* [Your instructions] From the entries below, work out the number of lines that hold the word "title", and give that number alone.

* [Listing]

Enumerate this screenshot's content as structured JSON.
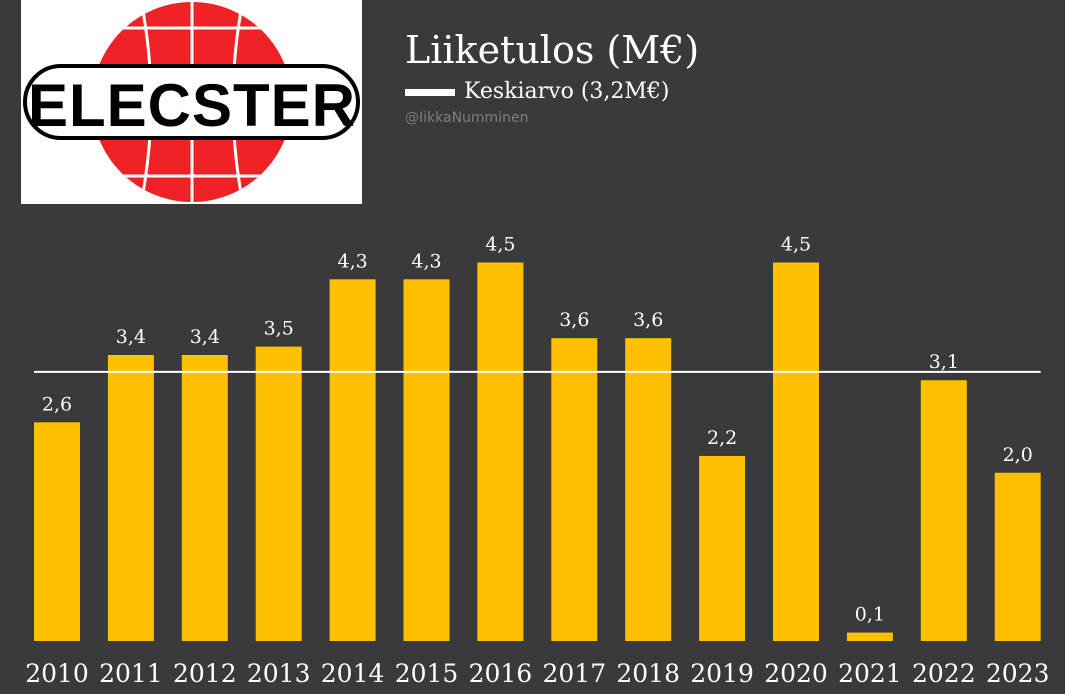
{
  "logo": {
    "text": "ELECSTER",
    "colors": {
      "ball": "#ee2125",
      "frame": "#000000",
      "background": "#ffffff"
    }
  },
  "header": {
    "title": "Liiketulos (M€)",
    "legend_label": "Keskiarvo (3,2M€)",
    "handle": "@IikkaNumminen"
  },
  "colors": {
    "background": "#3a393b",
    "bar": "#fec000",
    "average_line": "#ffffff",
    "text": "#ffffff"
  },
  "chart_data": {
    "type": "bar",
    "title": "Liiketulos (M€)",
    "xlabel": "",
    "ylabel": "",
    "categories": [
      "2010",
      "2011",
      "2012",
      "2013",
      "2014",
      "2015",
      "2016",
      "2017",
      "2018",
      "2019",
      "2020",
      "2021",
      "2022",
      "2023"
    ],
    "values": [
      2.6,
      3.4,
      3.4,
      3.5,
      4.3,
      4.3,
      4.5,
      3.6,
      3.6,
      2.2,
      4.5,
      0.1,
      3.1,
      2.0
    ],
    "value_labels": [
      "2,6",
      "3,4",
      "3,4",
      "3,5",
      "4,3",
      "4,3",
      "4,5",
      "3,6",
      "3,6",
      "2,2",
      "4,5",
      "0,1",
      "3,1",
      "2,0"
    ],
    "reference_line": {
      "name": "Keskiarvo (3,2M€)",
      "value": 3.2
    },
    "ylim": [
      0,
      5.1
    ],
    "grid": false,
    "legend_position": "top"
  }
}
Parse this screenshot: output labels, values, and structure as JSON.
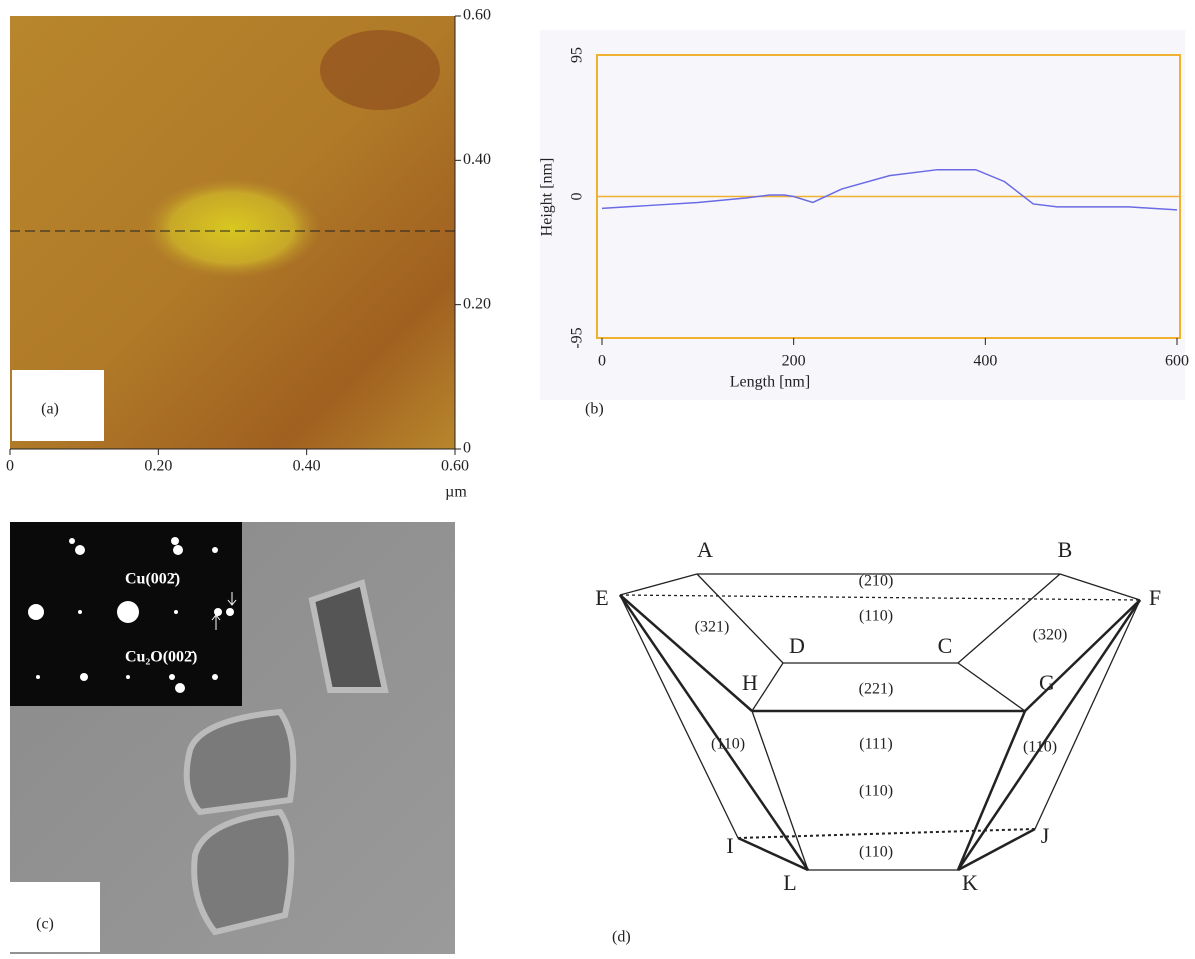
{
  "panel_a": {
    "label": "(a)",
    "unit": "µm",
    "xticks": [
      0,
      {
        "value": 0.2,
        "label": "0.20"
      },
      {
        "value": 0.4,
        "label": "0.40"
      },
      {
        "value": 0.6,
        "label": "0.60"
      }
    ],
    "yticks": [
      0,
      {
        "value": 0.2,
        "label": "0.20"
      },
      {
        "value": 0.4,
        "label": "0.40"
      },
      {
        "value": 0.6,
        "label": "0.60"
      }
    ],
    "xlim": [
      0,
      0.6
    ],
    "ylim": [
      0,
      0.6
    ]
  },
  "chart_data": {
    "type": "line",
    "label": "(b)",
    "x_label": "Length [nm]",
    "y_label": "Height [nm]",
    "x": [
      0,
      50,
      100,
      150,
      175,
      190,
      200,
      220,
      250,
      300,
      350,
      390,
      420,
      450,
      475,
      500,
      550,
      600
    ],
    "series": [
      {
        "color": "#6a6ae6",
        "values": [
          -8,
          -6,
          -4,
          -1,
          1,
          1,
          0,
          -4,
          5,
          14,
          18,
          18,
          10,
          -5,
          -7,
          -7,
          -7,
          -9
        ]
      }
    ],
    "xlim": [
      0,
      600
    ],
    "ylim": [
      -95,
      95
    ],
    "xticks": [
      0,
      200,
      400,
      600
    ],
    "yticks": [
      -95,
      0,
      95
    ],
    "axis_color": "#f0b030"
  },
  "panel_c": {
    "label": "(c)",
    "inset_labels": [
      "Cu(002̄)",
      "Cu₂O(002̄)"
    ]
  },
  "panel_d": {
    "label": "(d)",
    "vertices": [
      "A",
      "B",
      "E",
      "F",
      "D",
      "C",
      "H",
      "G",
      "I",
      "J",
      "L",
      "K"
    ],
    "faces": [
      "(210)",
      "(110)",
      "(321)",
      "(320)",
      "(221)",
      "(111)",
      "(110)",
      "(110)",
      "(110)",
      "(110)"
    ]
  }
}
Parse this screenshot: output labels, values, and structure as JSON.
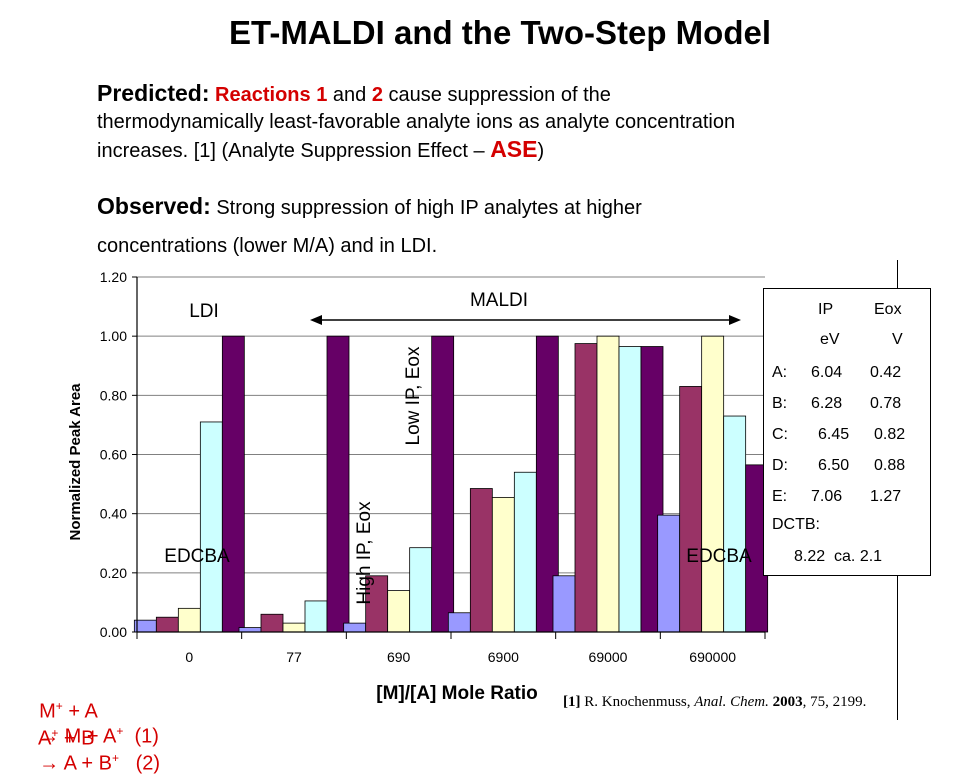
{
  "slide": {
    "title": "ET-MALDI and the Two-Step Model",
    "predicted": {
      "lead": "Predicted:",
      "r_text": "Reactions",
      "r1": "1",
      "and_text": "and",
      "r2": "2",
      "line1_rest": "cause suppression of the",
      "line2": "thermodynamically least-favorable analyte ions as analyte concentration",
      "line3_start": "increases. [1] (Analyte Suppression Effect –",
      "ase": "ASE",
      "line3_end": ")"
    },
    "observed": {
      "lead": "Observed:",
      "line1": "Strong suppression of high IP analytes at higher",
      "line2": "concentrations (lower M/A) and in LDI."
    },
    "equations": [
      {
        "left": "M",
        "mid": " + A ",
        "right": " M + A",
        "num": "  (1)"
      },
      {
        "left": "A",
        "mid": " + B ",
        "right": " A + B",
        "num": "   (2)"
      }
    ],
    "reference": {
      "num": "[1]",
      "authors": "R. Knochenmuss,",
      "journal": "Anal. Chem.",
      "year": "2003",
      "rest": ", 75, 2199."
    }
  },
  "legend_table": {
    "header1": [
      "IP",
      "Eox"
    ],
    "header2": [
      "eV",
      "V"
    ],
    "rows": [
      {
        "label": "A:",
        "ip": "6.04",
        "eox": "0.42"
      },
      {
        "label": "B:",
        "ip": "6.28",
        "eox": "0.78"
      },
      {
        "label": "C:",
        "ip": "6.45",
        "eox": "0.82"
      },
      {
        "label": "D:",
        "ip": "6.50",
        "eox": "0.88"
      },
      {
        "label": "E:",
        "ip": "7.06",
        "eox": "1.27"
      }
    ],
    "dctb_label": "DCTB:",
    "dctb_values": "8.22  ca. 2.1"
  },
  "chart_data": {
    "type": "bar",
    "categories": [
      "0",
      "77",
      "690",
      "6900",
      "69000",
      "690000"
    ],
    "ylabel": "Normalized Peak Area",
    "xlabel": "[M]/[A] Mole Ratio",
    "ylim": [
      0,
      1.2
    ],
    "yticks": [
      "0.00",
      "0.20",
      "0.40",
      "0.60",
      "0.80",
      "1.00",
      "1.20"
    ],
    "colors": [
      "#9999ff",
      "#993366",
      "#ffffcc",
      "#ccffff",
      "#660066"
    ],
    "series": [
      {
        "values": [
          0.04,
          0.015,
          0.03,
          0.065,
          0.19,
          0.395
        ]
      },
      {
        "values": [
          0.05,
          0.06,
          0.19,
          0.485,
          0.975,
          0.83
        ]
      },
      {
        "values": [
          0.08,
          0.03,
          0.14,
          0.455,
          1.0,
          1.0
        ]
      },
      {
        "values": [
          0.71,
          0.105,
          0.285,
          0.54,
          0.965,
          0.73
        ]
      },
      {
        "values": [
          1.0,
          1.0,
          1.0,
          1.0,
          0.965,
          0.565
        ]
      }
    ],
    "annotations": {
      "ldi": "LDI",
      "maldi": "MALDI",
      "edcba_left": "EDCBA",
      "edcba_right": "EDCBA",
      "high_ip": "High IP, Eox",
      "low_ip": "Low IP, Eox"
    }
  }
}
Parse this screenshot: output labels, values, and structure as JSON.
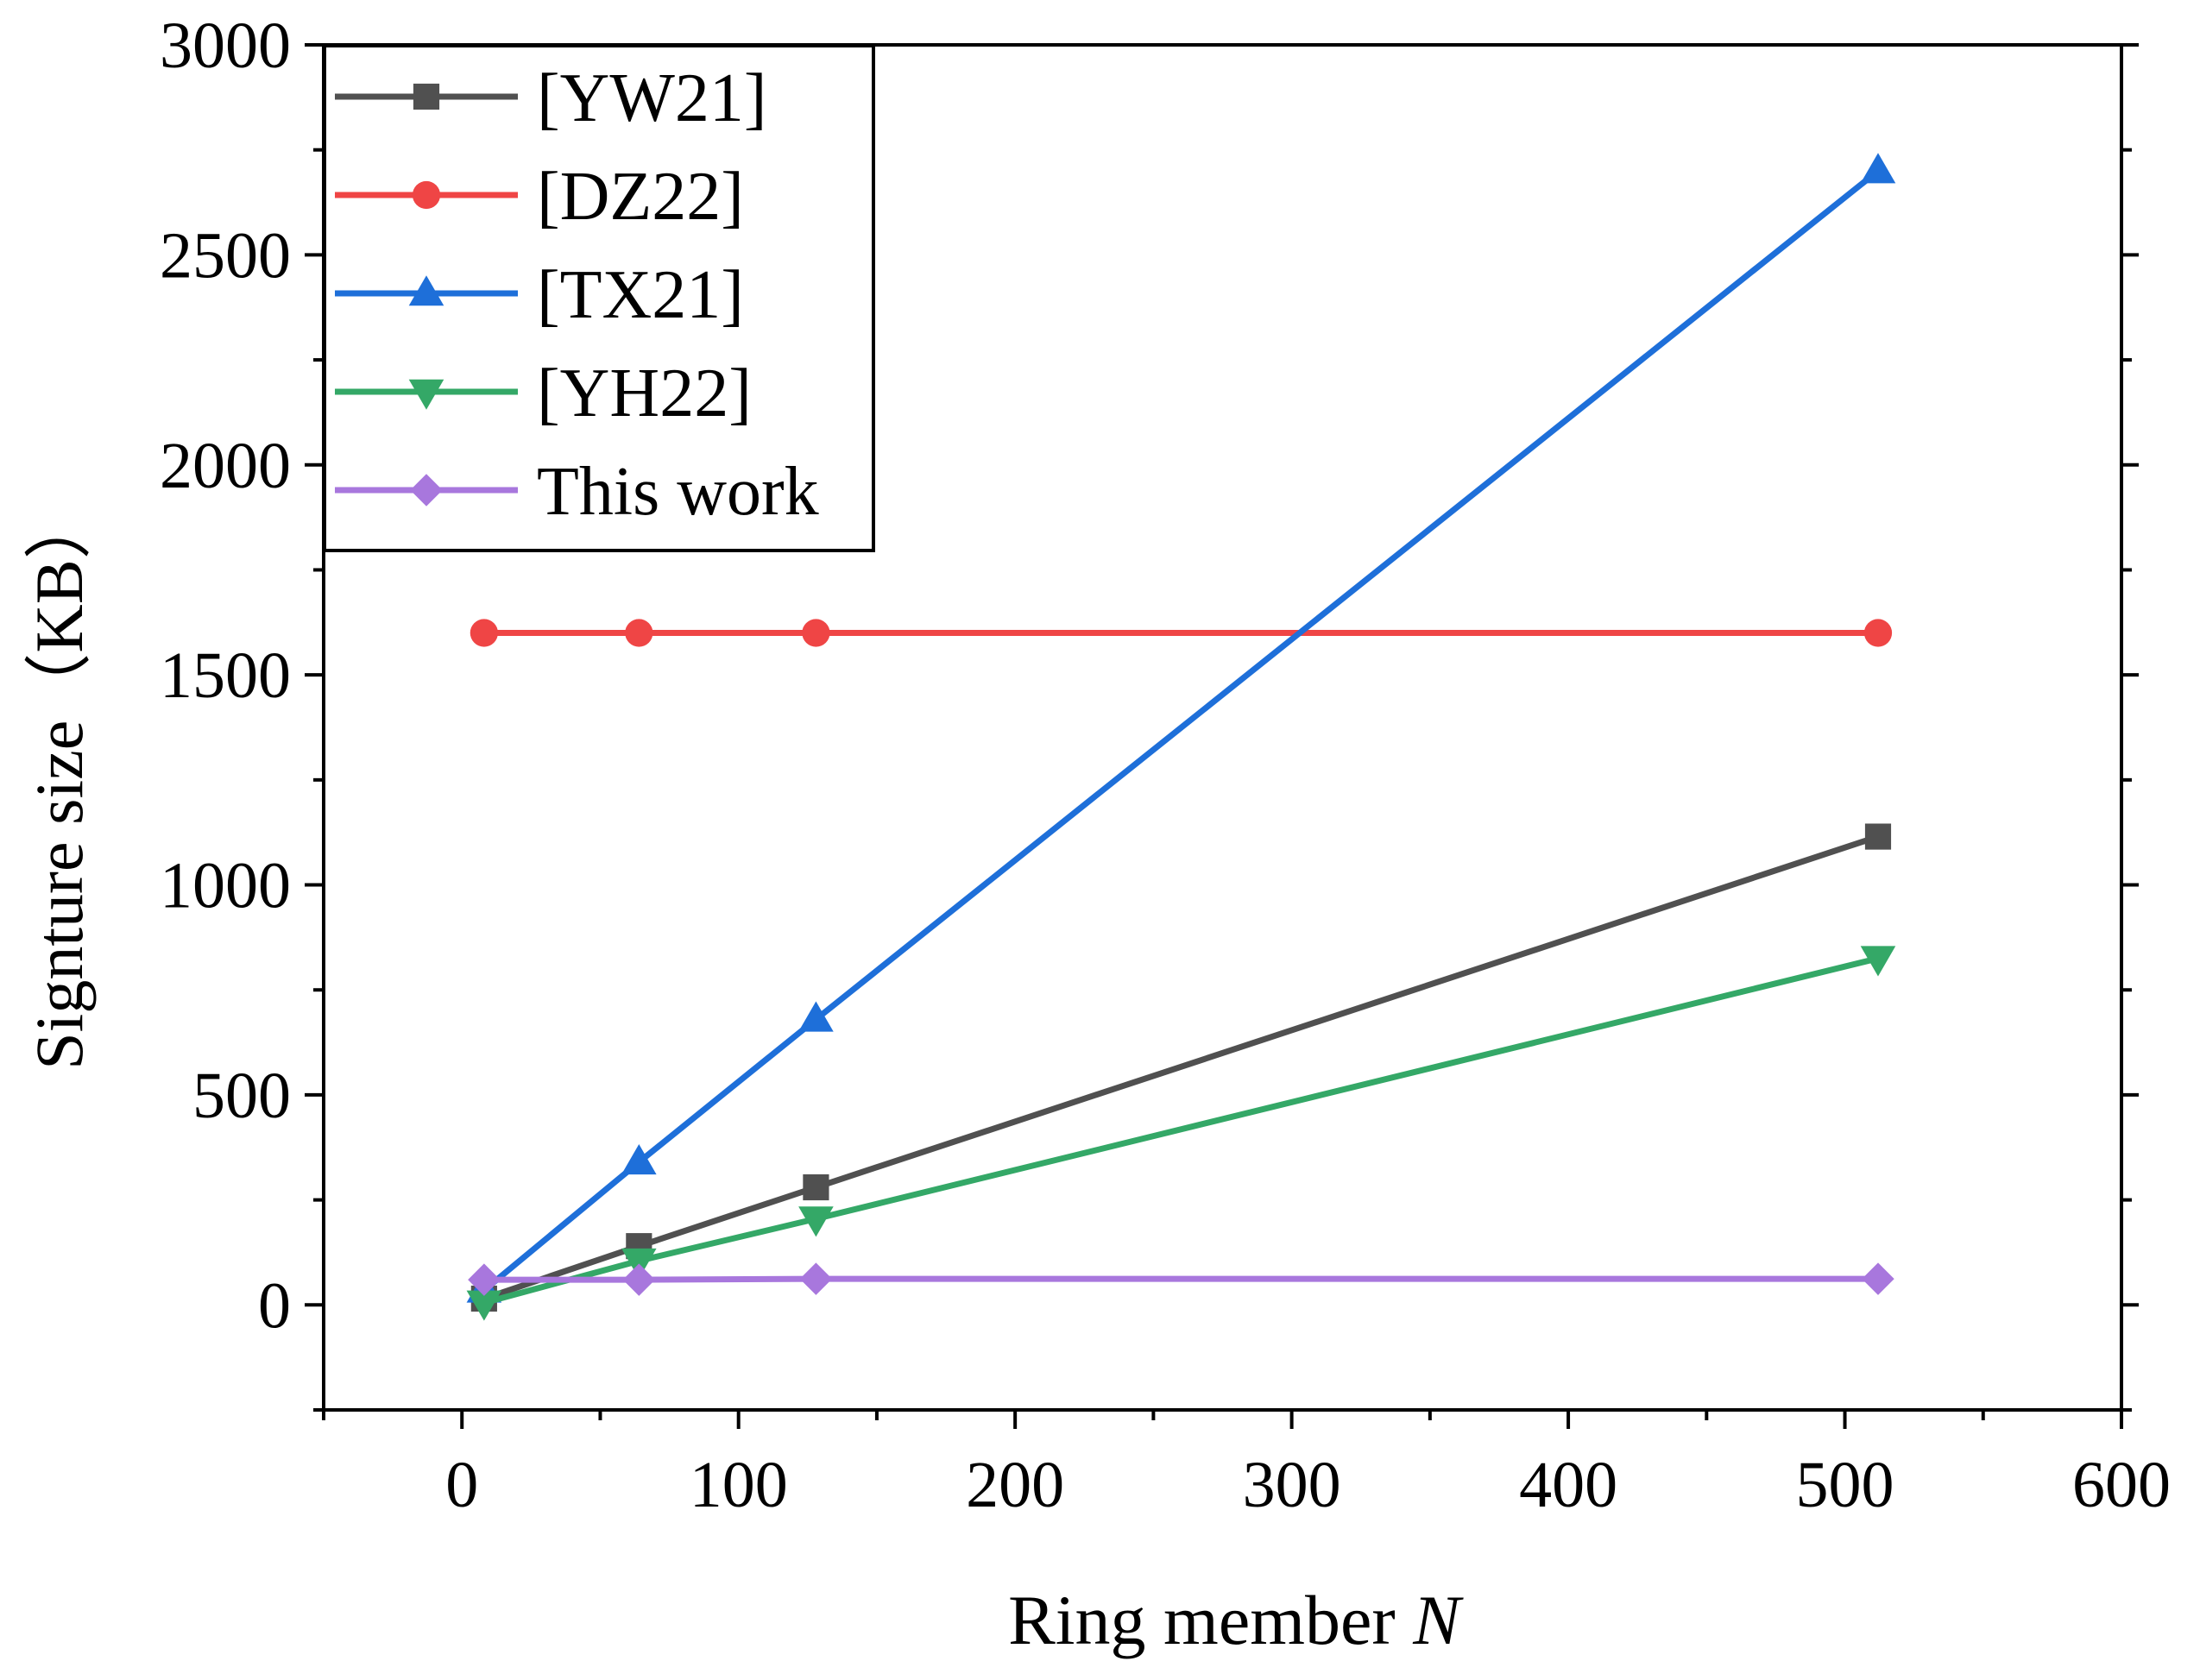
{
  "chart_data": {
    "type": "line",
    "title": "",
    "xlabel": "Ring member",
    "xlabel_var": "N",
    "ylabel": "Signture size（KB）",
    "xlim": [
      -50,
      600
    ],
    "ylim": [
      -250,
      3000
    ],
    "xticks": [
      0,
      100,
      200,
      300,
      400,
      500,
      600
    ],
    "yticks": [
      0,
      500,
      1000,
      1500,
      2000,
      2500,
      3000
    ],
    "grid": false,
    "legend_position": "top-left",
    "series": [
      {
        "name": "[YW21]",
        "color": "#505050",
        "marker": "square",
        "x": [
          8,
          64,
          128,
          512
        ],
        "y": [
          15,
          140,
          280,
          1115
        ]
      },
      {
        "name": "[DZ22]",
        "color": "#ef4545",
        "marker": "circle",
        "x": [
          8,
          64,
          128,
          512
        ],
        "y": [
          1600,
          1600,
          1600,
          1600
        ]
      },
      {
        "name": "[TX21]",
        "color": "#1e6fd9",
        "marker": "triangle-up",
        "x": [
          8,
          64,
          128,
          512
        ],
        "y": [
          35,
          340,
          680,
          2700
        ]
      },
      {
        "name": "[YH22]",
        "color": "#34a867",
        "marker": "triangle-down",
        "x": [
          8,
          64,
          128,
          512
        ],
        "y": [
          5,
          105,
          205,
          825
        ]
      },
      {
        "name": "This work",
        "color": "#a877dd",
        "marker": "diamond",
        "x": [
          8,
          64,
          128,
          512
        ],
        "y": [
          60,
          60,
          62,
          62
        ]
      }
    ]
  }
}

* [Problem solution] 4